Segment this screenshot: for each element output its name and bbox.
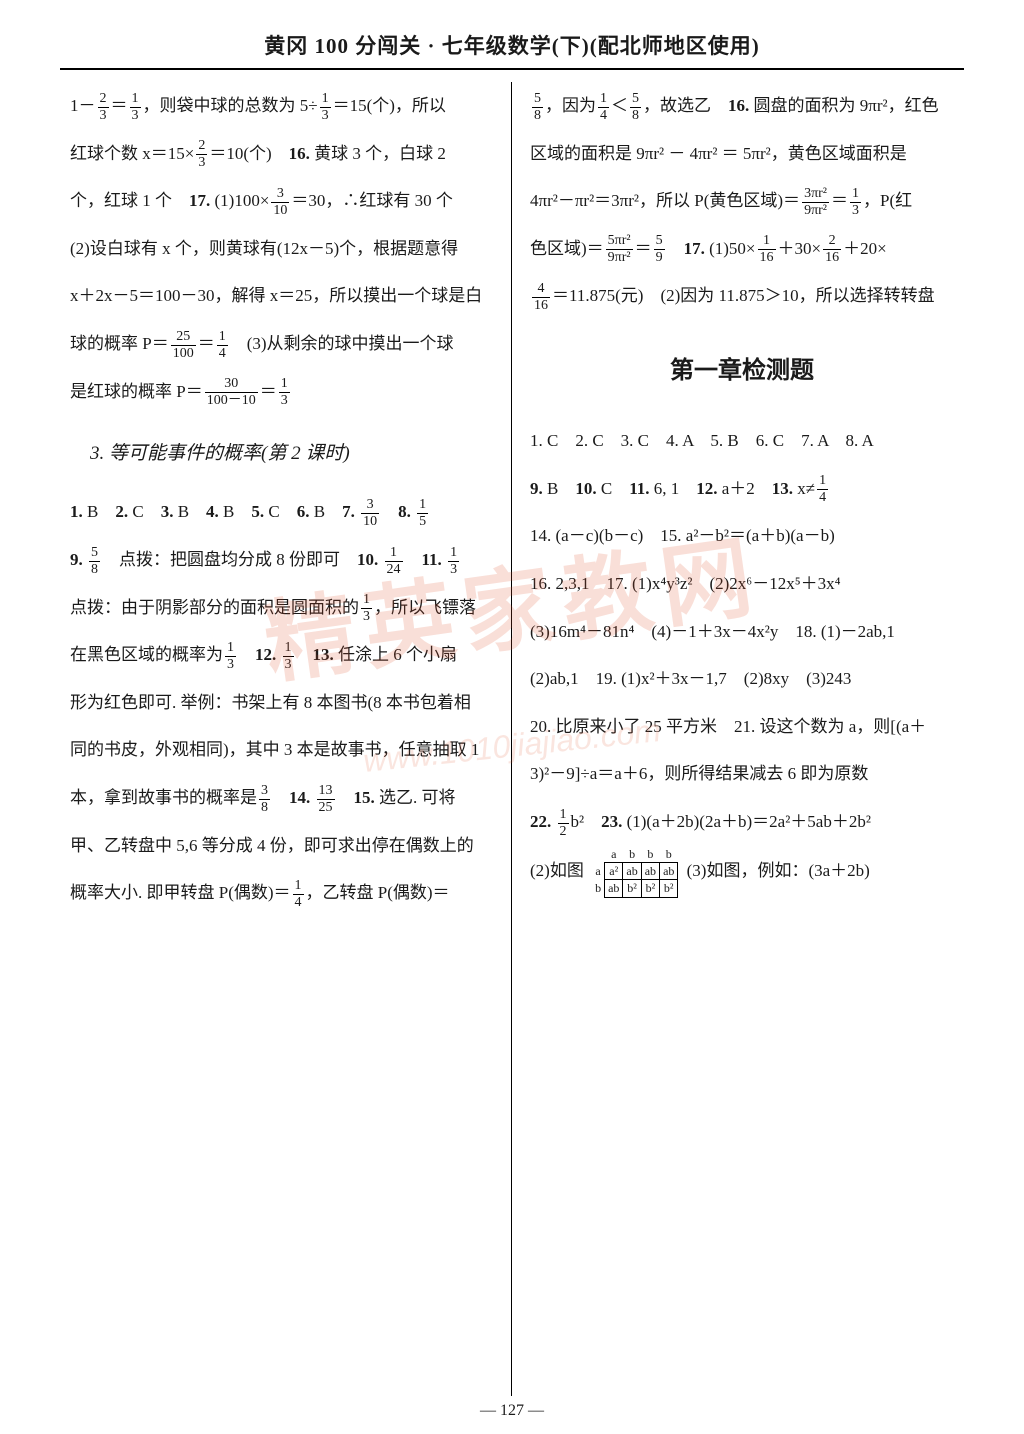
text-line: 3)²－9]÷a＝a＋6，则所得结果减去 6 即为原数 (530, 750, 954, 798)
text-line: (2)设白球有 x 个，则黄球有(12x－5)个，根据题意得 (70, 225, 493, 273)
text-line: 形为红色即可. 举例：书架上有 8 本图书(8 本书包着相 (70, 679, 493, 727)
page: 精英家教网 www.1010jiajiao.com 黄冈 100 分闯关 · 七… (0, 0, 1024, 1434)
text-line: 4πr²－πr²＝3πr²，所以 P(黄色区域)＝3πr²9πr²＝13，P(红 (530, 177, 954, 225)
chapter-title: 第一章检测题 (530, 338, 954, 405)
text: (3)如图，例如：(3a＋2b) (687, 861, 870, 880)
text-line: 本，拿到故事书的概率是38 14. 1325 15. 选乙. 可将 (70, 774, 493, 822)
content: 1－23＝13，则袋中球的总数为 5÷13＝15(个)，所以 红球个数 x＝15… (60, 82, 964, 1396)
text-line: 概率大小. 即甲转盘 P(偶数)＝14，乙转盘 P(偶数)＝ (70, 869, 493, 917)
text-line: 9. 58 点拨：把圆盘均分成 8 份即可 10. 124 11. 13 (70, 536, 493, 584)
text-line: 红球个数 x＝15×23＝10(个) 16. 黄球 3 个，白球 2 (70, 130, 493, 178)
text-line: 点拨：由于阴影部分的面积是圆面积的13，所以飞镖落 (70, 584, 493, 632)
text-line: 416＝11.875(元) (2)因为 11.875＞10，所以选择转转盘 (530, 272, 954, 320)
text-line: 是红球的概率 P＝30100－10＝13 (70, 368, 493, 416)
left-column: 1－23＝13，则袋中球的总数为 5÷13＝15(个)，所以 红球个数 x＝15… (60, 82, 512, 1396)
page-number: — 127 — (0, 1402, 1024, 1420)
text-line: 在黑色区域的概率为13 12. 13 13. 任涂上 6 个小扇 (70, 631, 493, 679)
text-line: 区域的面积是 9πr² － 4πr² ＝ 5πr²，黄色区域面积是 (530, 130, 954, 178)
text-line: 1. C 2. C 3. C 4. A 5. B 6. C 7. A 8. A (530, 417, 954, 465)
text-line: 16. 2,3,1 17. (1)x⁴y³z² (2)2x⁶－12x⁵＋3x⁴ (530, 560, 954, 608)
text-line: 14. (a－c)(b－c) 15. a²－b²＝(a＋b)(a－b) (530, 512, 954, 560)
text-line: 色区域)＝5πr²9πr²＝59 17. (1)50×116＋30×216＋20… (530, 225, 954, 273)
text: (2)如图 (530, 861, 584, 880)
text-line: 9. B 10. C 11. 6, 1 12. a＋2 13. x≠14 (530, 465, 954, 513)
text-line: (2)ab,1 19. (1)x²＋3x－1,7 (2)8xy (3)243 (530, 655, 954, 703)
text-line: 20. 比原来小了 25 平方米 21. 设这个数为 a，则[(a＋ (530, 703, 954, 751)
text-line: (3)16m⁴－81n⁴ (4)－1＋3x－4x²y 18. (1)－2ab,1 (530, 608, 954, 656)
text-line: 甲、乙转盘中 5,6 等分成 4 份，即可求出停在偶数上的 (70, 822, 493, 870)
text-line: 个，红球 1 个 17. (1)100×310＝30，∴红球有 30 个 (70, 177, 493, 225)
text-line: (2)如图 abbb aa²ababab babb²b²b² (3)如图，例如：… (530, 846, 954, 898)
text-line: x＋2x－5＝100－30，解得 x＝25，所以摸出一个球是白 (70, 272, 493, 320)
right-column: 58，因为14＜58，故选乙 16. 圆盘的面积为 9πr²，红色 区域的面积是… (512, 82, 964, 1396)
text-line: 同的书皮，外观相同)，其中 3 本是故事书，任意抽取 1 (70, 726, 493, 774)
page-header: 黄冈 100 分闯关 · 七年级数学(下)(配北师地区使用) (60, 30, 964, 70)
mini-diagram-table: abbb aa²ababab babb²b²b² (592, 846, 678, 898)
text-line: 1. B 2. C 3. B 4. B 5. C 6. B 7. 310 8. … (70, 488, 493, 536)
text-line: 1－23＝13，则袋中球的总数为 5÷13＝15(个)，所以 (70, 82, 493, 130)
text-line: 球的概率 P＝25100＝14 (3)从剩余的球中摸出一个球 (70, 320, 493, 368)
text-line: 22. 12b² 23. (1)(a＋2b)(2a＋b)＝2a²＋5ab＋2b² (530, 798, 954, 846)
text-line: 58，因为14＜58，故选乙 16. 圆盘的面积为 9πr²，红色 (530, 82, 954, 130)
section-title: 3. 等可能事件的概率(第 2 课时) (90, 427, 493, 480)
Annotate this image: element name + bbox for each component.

★ ★ ★ ★ ★

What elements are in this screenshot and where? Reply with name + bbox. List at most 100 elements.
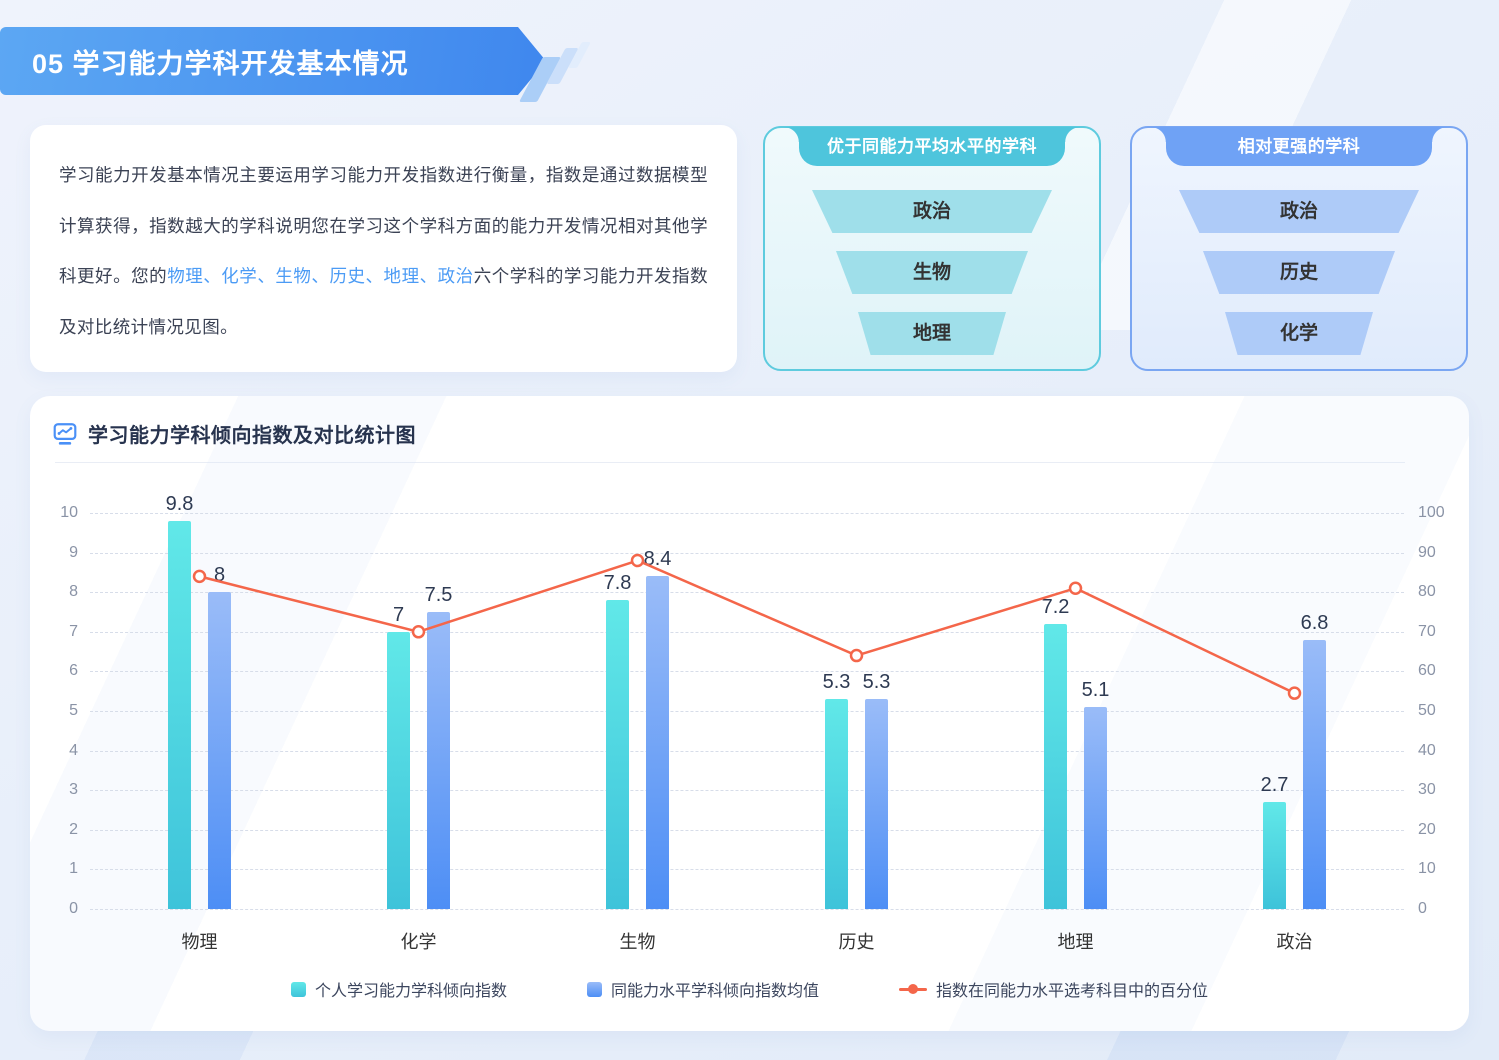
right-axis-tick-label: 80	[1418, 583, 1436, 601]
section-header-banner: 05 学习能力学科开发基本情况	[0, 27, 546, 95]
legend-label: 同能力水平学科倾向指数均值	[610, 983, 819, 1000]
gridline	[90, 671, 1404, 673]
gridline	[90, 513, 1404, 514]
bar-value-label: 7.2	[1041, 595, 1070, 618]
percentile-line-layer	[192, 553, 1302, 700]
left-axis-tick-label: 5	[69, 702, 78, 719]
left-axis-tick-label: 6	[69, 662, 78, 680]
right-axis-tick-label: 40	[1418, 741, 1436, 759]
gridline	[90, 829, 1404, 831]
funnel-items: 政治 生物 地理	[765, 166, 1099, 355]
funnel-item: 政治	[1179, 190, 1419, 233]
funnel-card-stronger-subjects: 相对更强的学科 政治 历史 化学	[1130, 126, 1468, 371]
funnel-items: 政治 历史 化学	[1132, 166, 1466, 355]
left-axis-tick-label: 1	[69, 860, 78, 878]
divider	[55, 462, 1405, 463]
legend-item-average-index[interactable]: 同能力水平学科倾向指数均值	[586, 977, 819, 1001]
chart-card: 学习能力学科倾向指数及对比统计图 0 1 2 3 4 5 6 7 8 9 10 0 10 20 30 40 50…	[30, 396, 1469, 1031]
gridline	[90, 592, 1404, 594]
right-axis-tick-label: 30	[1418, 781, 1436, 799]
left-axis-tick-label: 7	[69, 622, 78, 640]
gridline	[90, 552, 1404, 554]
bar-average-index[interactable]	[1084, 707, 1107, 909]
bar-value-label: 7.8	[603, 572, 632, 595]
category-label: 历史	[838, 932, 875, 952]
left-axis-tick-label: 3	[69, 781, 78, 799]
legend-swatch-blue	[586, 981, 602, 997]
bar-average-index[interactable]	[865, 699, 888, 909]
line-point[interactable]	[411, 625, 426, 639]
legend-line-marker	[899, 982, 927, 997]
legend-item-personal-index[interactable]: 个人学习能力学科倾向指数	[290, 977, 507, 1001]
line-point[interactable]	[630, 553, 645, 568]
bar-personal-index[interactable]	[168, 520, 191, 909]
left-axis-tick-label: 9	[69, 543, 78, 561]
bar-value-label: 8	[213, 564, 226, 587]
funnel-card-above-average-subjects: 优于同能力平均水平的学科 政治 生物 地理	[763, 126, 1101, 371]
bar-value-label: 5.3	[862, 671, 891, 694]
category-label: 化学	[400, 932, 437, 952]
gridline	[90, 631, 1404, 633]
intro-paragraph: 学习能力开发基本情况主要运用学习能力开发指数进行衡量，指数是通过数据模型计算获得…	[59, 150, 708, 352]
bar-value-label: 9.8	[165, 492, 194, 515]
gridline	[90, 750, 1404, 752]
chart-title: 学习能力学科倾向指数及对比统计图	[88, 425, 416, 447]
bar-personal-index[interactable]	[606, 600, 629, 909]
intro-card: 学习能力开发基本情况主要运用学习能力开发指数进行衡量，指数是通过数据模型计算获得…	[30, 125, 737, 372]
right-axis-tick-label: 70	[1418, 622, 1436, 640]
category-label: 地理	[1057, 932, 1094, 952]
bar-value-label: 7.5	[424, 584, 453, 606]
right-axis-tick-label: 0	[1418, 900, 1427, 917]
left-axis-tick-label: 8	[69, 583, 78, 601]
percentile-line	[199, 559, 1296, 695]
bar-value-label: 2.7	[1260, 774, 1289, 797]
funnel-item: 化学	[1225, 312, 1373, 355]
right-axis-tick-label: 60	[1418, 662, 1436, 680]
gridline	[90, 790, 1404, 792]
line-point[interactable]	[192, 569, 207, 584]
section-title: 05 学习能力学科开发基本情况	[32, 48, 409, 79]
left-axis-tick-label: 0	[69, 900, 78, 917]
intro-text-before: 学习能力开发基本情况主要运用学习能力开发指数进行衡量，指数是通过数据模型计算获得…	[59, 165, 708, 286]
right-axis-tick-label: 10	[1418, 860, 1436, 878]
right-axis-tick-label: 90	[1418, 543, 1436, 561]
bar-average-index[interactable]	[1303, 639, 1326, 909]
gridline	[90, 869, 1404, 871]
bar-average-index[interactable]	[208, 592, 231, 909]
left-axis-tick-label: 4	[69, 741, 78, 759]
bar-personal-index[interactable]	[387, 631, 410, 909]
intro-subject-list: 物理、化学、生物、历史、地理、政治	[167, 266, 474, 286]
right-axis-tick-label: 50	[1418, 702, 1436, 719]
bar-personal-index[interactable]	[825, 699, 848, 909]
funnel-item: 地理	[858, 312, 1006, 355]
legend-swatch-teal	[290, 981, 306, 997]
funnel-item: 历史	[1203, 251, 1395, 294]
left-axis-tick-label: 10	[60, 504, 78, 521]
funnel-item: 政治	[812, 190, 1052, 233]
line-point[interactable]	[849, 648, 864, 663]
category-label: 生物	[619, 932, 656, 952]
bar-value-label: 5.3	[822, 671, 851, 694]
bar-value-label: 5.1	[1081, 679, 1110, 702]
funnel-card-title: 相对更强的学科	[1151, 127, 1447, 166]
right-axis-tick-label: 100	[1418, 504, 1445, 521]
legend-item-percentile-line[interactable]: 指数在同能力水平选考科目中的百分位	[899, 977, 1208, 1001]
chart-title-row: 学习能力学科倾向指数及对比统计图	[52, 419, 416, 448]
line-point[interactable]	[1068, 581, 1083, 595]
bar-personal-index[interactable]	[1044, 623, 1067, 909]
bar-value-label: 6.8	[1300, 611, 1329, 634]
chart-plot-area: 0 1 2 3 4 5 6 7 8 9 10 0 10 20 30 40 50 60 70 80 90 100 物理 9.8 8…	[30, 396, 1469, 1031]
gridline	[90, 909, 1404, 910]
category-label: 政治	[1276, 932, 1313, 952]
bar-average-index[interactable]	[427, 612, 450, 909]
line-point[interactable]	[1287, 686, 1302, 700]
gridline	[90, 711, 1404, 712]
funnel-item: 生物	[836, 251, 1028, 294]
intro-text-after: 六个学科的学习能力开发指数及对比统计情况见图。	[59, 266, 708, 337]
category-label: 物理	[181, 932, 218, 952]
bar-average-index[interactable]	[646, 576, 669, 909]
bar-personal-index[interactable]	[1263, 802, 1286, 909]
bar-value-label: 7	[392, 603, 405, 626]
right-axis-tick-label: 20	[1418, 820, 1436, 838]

★ ★ ★ ★ ★

- [Instructions to follow]:
Copy the material verbatim, from the line containing "text-line: 3)²－9]÷a＝a＋6，则所得结果减去 6" through the line containing "text-line: 16. 2,3,1", with both of those lines included.

- [Right answer]:
text-line: 3)²－9]÷a＝a＋6，则所得结果减去 6 即为原数 (530, 750, 954, 798)
text-line: (2)设白球有 x 个，则黄球有(12x－5)个，根据题意得 (70, 225, 493, 273)
text-line: 形为红色即可. 举例：书架上有 8 本图书(8 本书包着相 (70, 679, 493, 727)
page: 精英家教网 www.1010jiajiao.com 黄冈 100 分闯关 · 七… (0, 0, 1024, 1434)
text-line: 4πr²－πr²＝3πr²，所以 P(黄色区域)＝3πr²9πr²＝13，P(红 (530, 177, 954, 225)
chapter-title: 第一章检测题 (530, 338, 954, 405)
text: (3)如图，例如：(3a＋2b) (687, 861, 870, 880)
text-line: 本，拿到故事书的概率是38 14. 1325 15. 选乙. 可将 (70, 774, 493, 822)
content: 1－23＝13，则袋中球的总数为 5÷13＝15(个)，所以 红球个数 x＝15… (60, 82, 964, 1396)
text-line: 概率大小. 即甲转盘 P(偶数)＝14，乙转盘 P(偶数)＝ (70, 869, 493, 917)
text-line: 9. 58 点拨：把圆盘均分成 8 份即可 10. 124 11. 13 (70, 536, 493, 584)
text-line: 红球个数 x＝15×23＝10(个) 16. 黄球 3 个，白球 2 (70, 130, 493, 178)
text-line: 点拨：由于阴影部分的面积是圆面积的13，所以飞镖落 (70, 584, 493, 632)
text-line: 416＝11.875(元) (2)因为 11.875＞10，所以选择转转盘 (530, 272, 954, 320)
text-line: 是红球的概率 P＝30100－10＝13 (70, 368, 493, 416)
left-column: 1－23＝13，则袋中球的总数为 5÷13＝15(个)，所以 红球个数 x＝15… (60, 82, 512, 1396)
page-number: — 127 — (0, 1402, 1024, 1420)
text-line: 在黑色区域的概率为13 12. 13 13. 任涂上 6 个小扇 (70, 631, 493, 679)
text-line: 区域的面积是 9πr² － 4πr² ＝ 5πr²，黄色区域面积是 (530, 130, 954, 178)
text-line: 1. C 2. C 3. C 4. A 5. B 6. C 7. A 8. A (530, 417, 954, 465)
text-line: 16. 2,3,1 17. (1)x⁴y³z² (2)2x⁶－12x⁵＋3x⁴ (530, 560, 954, 608)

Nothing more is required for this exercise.